Task goal: Copy each line containing the word "Volume" from the records that follow, please.

Data:
※ ※ ※

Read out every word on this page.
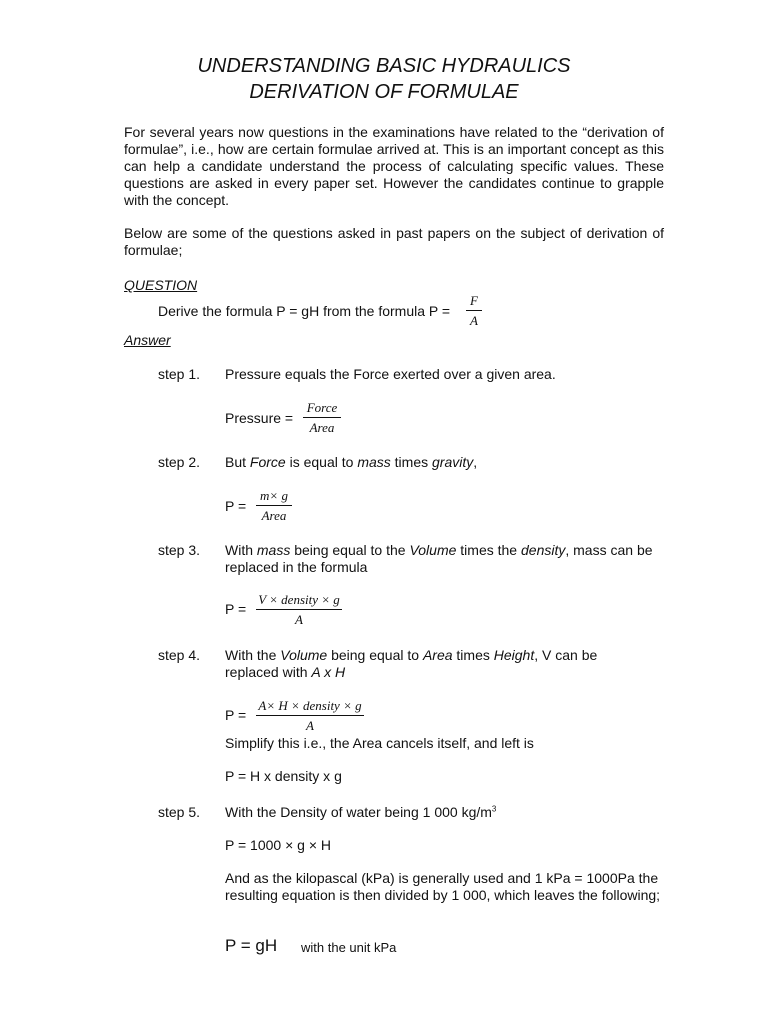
UNDERSTANDING BASIC HYDRAULICS
DERIVATION OF FORMULAE
For several years now questions in the examinations have related to the “derivation of formulae”, i.e., how are certain formulae arrived at. This is an important concept as this can help a candidate understand the process of calculating specific values. These questions are asked in every paper set. However the candidates continue to grapple with the concept.
Below are some of the questions asked in past papers on the subject of derivation of formulae;
QUESTION
Derive the formula P = gH from the formula P =
F
A
Answer
step 1. Pressure equals the Force exerted over a given area.
Pressure =
Force
Area
step 2. But Force is equal to mass times gravity,
P =
m× g
Area
step 3. With mass being equal to the Volume times the density, mass can be
replaced in the formula
P =
V × density × g
A
step 4. With the Volume being equal to Area times Height, V can be
replaced with A x H
P =
A× H × density × g
A
Simplify this i.e., the Area cancels itself, and left is
P = H x density x g
step 5. With the Density of water being 1 000 $kg/m^3$
P = 1000 × g × H
And as the kilopascal (kPa) is generally used and 1 kPa = 1000Pa the resulting equation is then divided by 1 000, which leaves the following;
P = gH with the unit kPa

※ ※ ※

Exercise result:
step 3. With mass being equal to the Volume times the density, mass can be
step 4. With the Volume being equal to Area times Height, V can be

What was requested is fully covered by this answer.